EXERCISE PROMPT: Select every line of the rows that contains the string "edge", matching case exactly.

[Stored dataset rows]
--- start ---

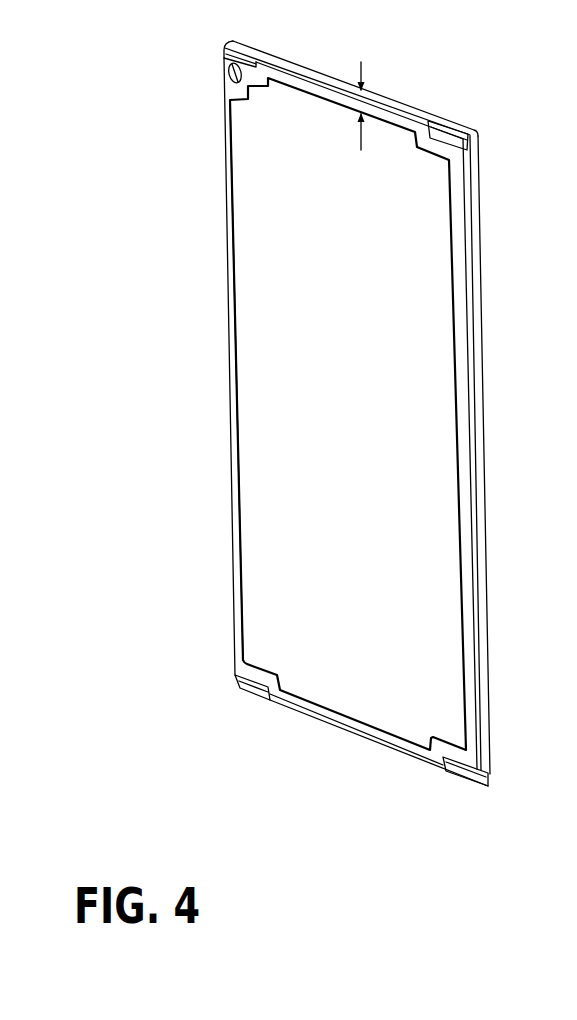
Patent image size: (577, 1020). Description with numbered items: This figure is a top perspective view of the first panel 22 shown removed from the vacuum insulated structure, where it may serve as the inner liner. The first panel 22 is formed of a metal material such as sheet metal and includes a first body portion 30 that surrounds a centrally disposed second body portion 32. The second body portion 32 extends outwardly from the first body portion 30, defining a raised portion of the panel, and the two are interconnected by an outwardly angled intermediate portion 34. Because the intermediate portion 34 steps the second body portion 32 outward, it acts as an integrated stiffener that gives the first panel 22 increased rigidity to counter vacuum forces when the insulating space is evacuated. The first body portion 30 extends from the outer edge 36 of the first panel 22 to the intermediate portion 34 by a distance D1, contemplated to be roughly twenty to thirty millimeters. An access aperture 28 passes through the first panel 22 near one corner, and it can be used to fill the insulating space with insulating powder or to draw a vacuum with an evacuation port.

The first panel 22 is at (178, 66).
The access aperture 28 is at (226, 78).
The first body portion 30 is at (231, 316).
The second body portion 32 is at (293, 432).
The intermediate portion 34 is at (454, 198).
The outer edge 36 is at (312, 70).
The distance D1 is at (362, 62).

--- end ---

SOLUTION TO THE EXERCISE:
Patent image size: (577, 1020). Description with numbered items: This figure is a top perspective view of the first panel 22 shown removed from the vacuum insulated structure, where it may serve as the inner liner. The first panel 22 is formed of a metal material such as sheet metal and includes a first body portion 30 that surrounds a centrally disposed second body portion 32. The second body portion 32 extends outwardly from the first body portion 30, defining a raised portion of the panel, and the two are interconnected by an outwardly angled intermediate portion 34. Because the intermediate portion 34 steps the second body portion 32 outward, it acts as an integrated stiffener that gives the first panel 22 increased rigidity to counter vacuum forces when the insulating space is evacuated. The first body portion 30 extends from the outer edge 36 of the first panel 22 to the intermediate portion 34 by a distance D1, contemplated to be roughly twenty to thirty millimeters. An access aperture 28 passes through the first panel 22 near one corner, and it can be used to fill the insulating space with insulating powder or to draw a vacuum with an evacuation port.
The outer edge 36 is at (312, 70).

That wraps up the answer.